**Recorded data:**
[start]

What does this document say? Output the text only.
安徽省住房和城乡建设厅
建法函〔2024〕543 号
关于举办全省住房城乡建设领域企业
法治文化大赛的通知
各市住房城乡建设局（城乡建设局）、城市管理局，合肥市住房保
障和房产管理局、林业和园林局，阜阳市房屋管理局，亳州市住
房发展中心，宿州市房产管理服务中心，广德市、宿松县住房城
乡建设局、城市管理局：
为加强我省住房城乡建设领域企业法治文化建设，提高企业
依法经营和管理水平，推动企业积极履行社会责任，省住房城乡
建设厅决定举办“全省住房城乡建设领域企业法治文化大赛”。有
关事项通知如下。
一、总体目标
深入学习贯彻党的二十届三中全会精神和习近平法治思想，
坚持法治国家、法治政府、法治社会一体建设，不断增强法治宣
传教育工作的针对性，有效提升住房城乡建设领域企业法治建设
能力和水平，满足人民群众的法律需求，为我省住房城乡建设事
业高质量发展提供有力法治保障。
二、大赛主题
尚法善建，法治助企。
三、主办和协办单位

[end]

**Task objective:**
Copy every record exactly, with nothing added or dropped.

**Response to the task:**
What does this document say? Output the text only.
安徽省住房和城乡建设厅
建法函〔2024〕543 号
关于举办全省住房城乡建设领域企业
法治文化大赛的通知
各市住房城乡建设局（城乡建设局）、城市管理局，合肥市住房保
障和房产管理局、林业和园林局，阜阳市房屋管理局，亳州市住
房发展中心，宿州市房产管理服务中心，广德市、宿松县住房城
乡建设局、城市管理局：
为加强我省住房城乡建设领域企业法治文化建设，提高企业
依法经营和管理水平，推动企业积极履行社会责任，省住房城乡
建设厅决定举办“全省住房城乡建设领域企业法治文化大赛”。有
关事项通知如下。
一、总体目标
深入学习贯彻党的二十届三中全会精神和习近平法治思想，
坚持法治国家、法治政府、法治社会一体建设，不断增强法治宣
传教育工作的针对性，有效提升住房城乡建设领域企业法治建设
能力和水平，满足人民群众的法律需求，为我省住房城乡建设事
业高质量发展提供有力法治保障。
二、大赛主题
尚法善建，法治助企。
三、主办和协办单位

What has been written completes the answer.